- **Work to be completed**: Exactly reproduce all the records, keeping pictures out of the copy.

Data entries for graphics
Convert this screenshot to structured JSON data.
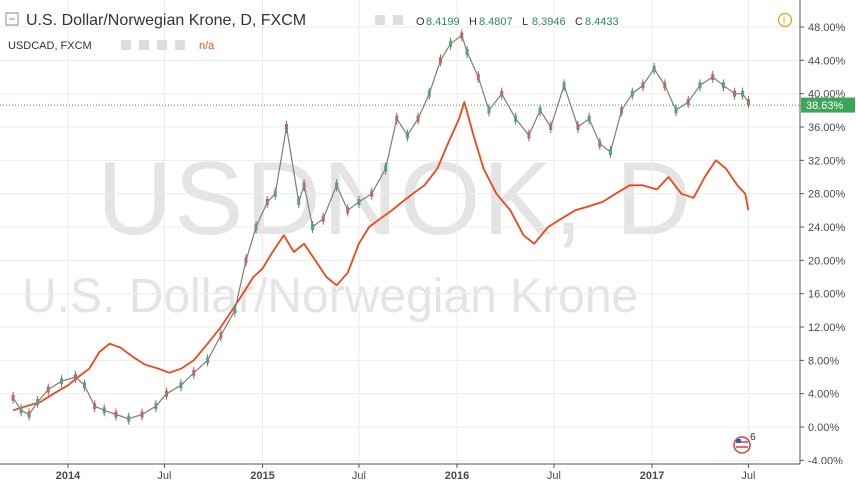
{
  "header": {
    "title": "U.S. Dollar/Norwegian Krone, D, FXCM",
    "ohlc": [
      {
        "label": "O",
        "value": "8.4199"
      },
      {
        "label": "H",
        "value": "8.4807"
      },
      {
        "label": "L",
        "value": "8.3946"
      },
      {
        "label": "C",
        "value": "8.4433"
      }
    ],
    "compare_symbol": "USDCAD, FXCM",
    "compare_value": "n/a"
  },
  "watermark": {
    "symbol": "USDNOK, D",
    "name": "U.S. Dollar/Norwegian Krone"
  },
  "current_value_label": "38.63%",
  "flag_count": "6",
  "colors": {
    "main_series": "#7d7d7d",
    "compare_series": "#f0461a",
    "price_tag": "#3ca558",
    "alert_icon": "#f39a1a"
  },
  "chart_data": {
    "type": "line",
    "xlabel": "",
    "ylabel": "",
    "y_unit": "percent",
    "ylim": [
      -4,
      50
    ],
    "y_ticks": [
      48,
      44,
      40,
      36,
      32,
      28,
      24,
      20,
      16,
      12,
      8,
      4,
      0,
      -4
    ],
    "y_tick_labels": [
      "48.00%",
      "44.00%",
      "40.00%",
      "36.00%",
      "32.00%",
      "28.00%",
      "24.00%",
      "20.00%",
      "16.00%",
      "12.00%",
      "8.00%",
      "4.00%",
      "0.00%",
      "-4.00%"
    ],
    "x_ticks": [
      {
        "date": "2014-01-01",
        "label": "2014",
        "bold": true
      },
      {
        "date": "2014-07-01",
        "label": "Jul",
        "bold": false
      },
      {
        "date": "2015-01-01",
        "label": "2015",
        "bold": true
      },
      {
        "date": "2015-07-01",
        "label": "Jul",
        "bold": false
      },
      {
        "date": "2016-01-01",
        "label": "2016",
        "bold": true
      },
      {
        "date": "2016-07-01",
        "label": "Jul",
        "bold": false
      },
      {
        "date": "2017-01-01",
        "label": "2017",
        "bold": true
      },
      {
        "date": "2017-07-01",
        "label": "Jul",
        "bold": false
      }
    ],
    "current_value": 38.63,
    "grid": true,
    "series": [
      {
        "style": "candles",
        "x": [
          "2013-09-20",
          "2013-10-05",
          "2013-10-20",
          "2013-11-05",
          "2013-11-25",
          "2013-12-20",
          "2014-01-15",
          "2014-02-01",
          "2014-02-20",
          "2014-03-10",
          "2014-04-01",
          "2014-04-25",
          "2014-05-20",
          "2014-06-15",
          "2014-07-05",
          "2014-08-01",
          "2014-08-25",
          "2014-09-20",
          "2014-10-15",
          "2014-11-10",
          "2014-12-01",
          "2014-12-20",
          "2015-01-10",
          "2015-01-25",
          "2015-02-15",
          "2015-03-10",
          "2015-03-20",
          "2015-04-05",
          "2015-04-25",
          "2015-05-20",
          "2015-06-10",
          "2015-07-01",
          "2015-07-25",
          "2015-08-20",
          "2015-09-10",
          "2015-09-30",
          "2015-10-20",
          "2015-11-10",
          "2015-12-01",
          "2015-12-20",
          "2016-01-10",
          "2016-01-20",
          "2016-02-10",
          "2016-03-01",
          "2016-03-25",
          "2016-04-20",
          "2016-05-15",
          "2016-06-05",
          "2016-06-25",
          "2016-07-20",
          "2016-08-15",
          "2016-09-05",
          "2016-09-25",
          "2016-10-15",
          "2016-11-05",
          "2016-11-25",
          "2016-12-15",
          "2017-01-05",
          "2017-01-25",
          "2017-02-15",
          "2017-03-10",
          "2017-04-01",
          "2017-04-25",
          "2017-05-15",
          "2017-06-05",
          "2017-06-20",
          "2017-07-01"
        ],
        "y": [
          3.5,
          2.0,
          1.5,
          3.0,
          4.5,
          5.5,
          6.0,
          5.0,
          2.5,
          2.0,
          1.5,
          1.0,
          1.5,
          2.5,
          4.0,
          5.0,
          6.5,
          8.0,
          11.0,
          14.0,
          20.0,
          24.0,
          27.0,
          28.0,
          36.0,
          27.0,
          29.0,
          24.0,
          25.0,
          29.0,
          26.0,
          27.0,
          28.0,
          31.0,
          37.0,
          35.0,
          37.0,
          40.0,
          44.0,
          46.0,
          47.0,
          45.0,
          42.0,
          38.0,
          40.0,
          37.0,
          35.0,
          38.0,
          36.0,
          41.0,
          36.0,
          37.0,
          34.0,
          33.0,
          38.0,
          40.0,
          41.0,
          43.0,
          41.0,
          38.0,
          39.0,
          41.0,
          42.0,
          41.0,
          40.0,
          40.0,
          39.0
        ]
      },
      {
        "style": "line",
        "x": [
          "2013-09-20",
          "2013-10-15",
          "2013-11-10",
          "2013-12-05",
          "2014-01-01",
          "2014-01-20",
          "2014-02-10",
          "2014-03-01",
          "2014-03-20",
          "2014-04-10",
          "2014-05-01",
          "2014-05-25",
          "2014-06-20",
          "2014-07-10",
          "2014-08-01",
          "2014-08-25",
          "2014-09-20",
          "2014-10-15",
          "2014-11-05",
          "2014-11-25",
          "2014-12-15",
          "2015-01-01",
          "2015-01-20",
          "2015-02-10",
          "2015-03-01",
          "2015-03-20",
          "2015-04-10",
          "2015-05-01",
          "2015-05-20",
          "2015-06-10",
          "2015-07-01",
          "2015-07-20",
          "2015-08-10",
          "2015-09-01",
          "2015-09-20",
          "2015-10-10",
          "2015-11-01",
          "2015-11-25",
          "2015-12-15",
          "2016-01-05",
          "2016-01-15",
          "2016-02-01",
          "2016-02-20",
          "2016-03-15",
          "2016-04-10",
          "2016-05-05",
          "2016-05-25",
          "2016-06-20",
          "2016-07-15",
          "2016-08-10",
          "2016-09-05",
          "2016-09-30",
          "2016-10-25",
          "2016-11-20",
          "2016-12-15",
          "2017-01-10",
          "2017-02-01",
          "2017-02-25",
          "2017-03-20",
          "2017-04-10",
          "2017-05-01",
          "2017-05-20",
          "2017-06-10",
          "2017-06-25",
          "2017-07-01"
        ],
        "y": [
          2.0,
          2.5,
          3.0,
          4.0,
          5.0,
          6.0,
          7.0,
          9.0,
          10.0,
          9.5,
          8.5,
          7.5,
          7.0,
          6.5,
          7.0,
          8.0,
          10.0,
          12.0,
          14.0,
          16.0,
          18.0,
          19.0,
          21.0,
          23.0,
          21.0,
          22.0,
          20.0,
          18.0,
          17.0,
          18.5,
          22.0,
          24.0,
          25.0,
          26.0,
          27.0,
          28.0,
          29.0,
          31.0,
          34.0,
          37.0,
          39.0,
          35.0,
          31.0,
          28.0,
          26.0,
          23.0,
          22.0,
          24.0,
          25.0,
          26.0,
          26.5,
          27.0,
          28.0,
          29.0,
          29.0,
          28.5,
          30.0,
          28.0,
          27.5,
          30.0,
          32.0,
          31.0,
          29.0,
          28.0,
          26.0
        ]
      }
    ]
  }
}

- **Solution for this problem**:
Convert this screenshot to structured JSON data.
{
  "header": {
    "title": "U.S. Dollar/Norwegian Krone, D, FXCM",
    "ohlc": [
      {
        "label": "O",
        "value": "8.4199"
      },
      {
        "label": "H",
        "value": "8.4807"
      },
      {
        "label": "L",
        "value": "8.3946"
      },
      {
        "label": "C",
        "value": "8.4433"
      }
    ],
    "compare_symbol": "USDCAD, FXCM",
    "compare_value": "n/a"
  },
  "watermark": {
    "symbol": "USDNOK, D",
    "name": "U.S. Dollar/Norwegian Krone"
  },
  "current_value_label": "38.63%",
  "flag_count": "6",
  "colors": {
    "main_series": "#7d7d7d",
    "compare_series": "#f0461a",
    "price_tag": "#3ca558",
    "alert_icon": "#f39a1a"
  },
  "chart_data": {
    "type": "line",
    "xlabel": "",
    "ylabel": "",
    "y_unit": "percent",
    "ylim": [
      -4,
      50
    ],
    "y_ticks": [
      48,
      44,
      40,
      36,
      32,
      28,
      24,
      20,
      16,
      12,
      8,
      4,
      0,
      -4
    ],
    "y_tick_labels": [
      "48.00%",
      "44.00%",
      "40.00%",
      "36.00%",
      "32.00%",
      "28.00%",
      "24.00%",
      "20.00%",
      "16.00%",
      "12.00%",
      "8.00%",
      "4.00%",
      "0.00%",
      "-4.00%"
    ],
    "x_ticks": [
      {
        "date": "2014-01-01",
        "label": "2014",
        "bold": true
      },
      {
        "date": "2014-07-01",
        "label": "Jul",
        "bold": false
      },
      {
        "date": "2015-01-01",
        "label": "2015",
        "bold": true
      },
      {
        "date": "2015-07-01",
        "label": "Jul",
        "bold": false
      },
      {
        "date": "2016-01-01",
        "label": "2016",
        "bold": true
      },
      {
        "date": "2016-07-01",
        "label": "Jul",
        "bold": false
      },
      {
        "date": "2017-01-01",
        "label": "2017",
        "bold": true
      },
      {
        "date": "2017-07-01",
        "label": "Jul",
        "bold": false
      }
    ],
    "current_value": 38.63,
    "grid": true,
    "series": [
      {
        "style": "candles",
        "x": [
          "2013-09-20",
          "2013-10-05",
          "2013-10-20",
          "2013-11-05",
          "2013-11-25",
          "2013-12-20",
          "2014-01-15",
          "2014-02-01",
          "2014-02-20",
          "2014-03-10",
          "2014-04-01",
          "2014-04-25",
          "2014-05-20",
          "2014-06-15",
          "2014-07-05",
          "2014-08-01",
          "2014-08-25",
          "2014-09-20",
          "2014-10-15",
          "2014-11-10",
          "2014-12-01",
          "2014-12-20",
          "2015-01-10",
          "2015-01-25",
          "2015-02-15",
          "2015-03-10",
          "2015-03-20",
          "2015-04-05",
          "2015-04-25",
          "2015-05-20",
          "2015-06-10",
          "2015-07-01",
          "2015-07-25",
          "2015-08-20",
          "2015-09-10",
          "2015-09-30",
          "2015-10-20",
          "2015-11-10",
          "2015-12-01",
          "2015-12-20",
          "2016-01-10",
          "2016-01-20",
          "2016-02-10",
          "2016-03-01",
          "2016-03-25",
          "2016-04-20",
          "2016-05-15",
          "2016-06-05",
          "2016-06-25",
          "2016-07-20",
          "2016-08-15",
          "2016-09-05",
          "2016-09-25",
          "2016-10-15",
          "2016-11-05",
          "2016-11-25",
          "2016-12-15",
          "2017-01-05",
          "2017-01-25",
          "2017-02-15",
          "2017-03-10",
          "2017-04-01",
          "2017-04-25",
          "2017-05-15",
          "2017-06-05",
          "2017-06-20",
          "2017-07-01"
        ],
        "y": [
          3.5,
          2.0,
          1.5,
          3.0,
          4.5,
          5.5,
          6.0,
          5.0,
          2.5,
          2.0,
          1.5,
          1.0,
          1.5,
          2.5,
          4.0,
          5.0,
          6.5,
          8.0,
          11.0,
          14.0,
          20.0,
          24.0,
          27.0,
          28.0,
          36.0,
          27.0,
          29.0,
          24.0,
          25.0,
          29.0,
          26.0,
          27.0,
          28.0,
          31.0,
          37.0,
          35.0,
          37.0,
          40.0,
          44.0,
          46.0,
          47.0,
          45.0,
          42.0,
          38.0,
          40.0,
          37.0,
          35.0,
          38.0,
          36.0,
          41.0,
          36.0,
          37.0,
          34.0,
          33.0,
          38.0,
          40.0,
          41.0,
          43.0,
          41.0,
          38.0,
          39.0,
          41.0,
          42.0,
          41.0,
          40.0,
          40.0,
          39.0
        ]
      },
      {
        "style": "line",
        "x": [
          "2013-09-20",
          "2013-10-15",
          "2013-11-10",
          "2013-12-05",
          "2014-01-01",
          "2014-01-20",
          "2014-02-10",
          "2014-03-01",
          "2014-03-20",
          "2014-04-10",
          "2014-05-01",
          "2014-05-25",
          "2014-06-20",
          "2014-07-10",
          "2014-08-01",
          "2014-08-25",
          "2014-09-20",
          "2014-10-15",
          "2014-11-05",
          "2014-11-25",
          "2014-12-15",
          "2015-01-01",
          "2015-01-20",
          "2015-02-10",
          "2015-03-01",
          "2015-03-20",
          "2015-04-10",
          "2015-05-01",
          "2015-05-20",
          "2015-06-10",
          "2015-07-01",
          "2015-07-20",
          "2015-08-10",
          "2015-09-01",
          "2015-09-20",
          "2015-10-10",
          "2015-11-01",
          "2015-11-25",
          "2015-12-15",
          "2016-01-05",
          "2016-01-15",
          "2016-02-01",
          "2016-02-20",
          "2016-03-15",
          "2016-04-10",
          "2016-05-05",
          "2016-05-25",
          "2016-06-20",
          "2016-07-15",
          "2016-08-10",
          "2016-09-05",
          "2016-09-30",
          "2016-10-25",
          "2016-11-20",
          "2016-12-15",
          "2017-01-10",
          "2017-02-01",
          "2017-02-25",
          "2017-03-20",
          "2017-04-10",
          "2017-05-01",
          "2017-05-20",
          "2017-06-10",
          "2017-06-25",
          "2017-07-01"
        ],
        "y": [
          2.0,
          2.5,
          3.0,
          4.0,
          5.0,
          6.0,
          7.0,
          9.0,
          10.0,
          9.5,
          8.5,
          7.5,
          7.0,
          6.5,
          7.0,
          8.0,
          10.0,
          12.0,
          14.0,
          16.0,
          18.0,
          19.0,
          21.0,
          23.0,
          21.0,
          22.0,
          20.0,
          18.0,
          17.0,
          18.5,
          22.0,
          24.0,
          25.0,
          26.0,
          27.0,
          28.0,
          29.0,
          31.0,
          34.0,
          37.0,
          39.0,
          35.0,
          31.0,
          28.0,
          26.0,
          23.0,
          22.0,
          24.0,
          25.0,
          26.0,
          26.5,
          27.0,
          28.0,
          29.0,
          29.0,
          28.5,
          30.0,
          28.0,
          27.5,
          30.0,
          32.0,
          31.0,
          29.0,
          28.0,
          26.0
        ]
      }
    ]
  }
}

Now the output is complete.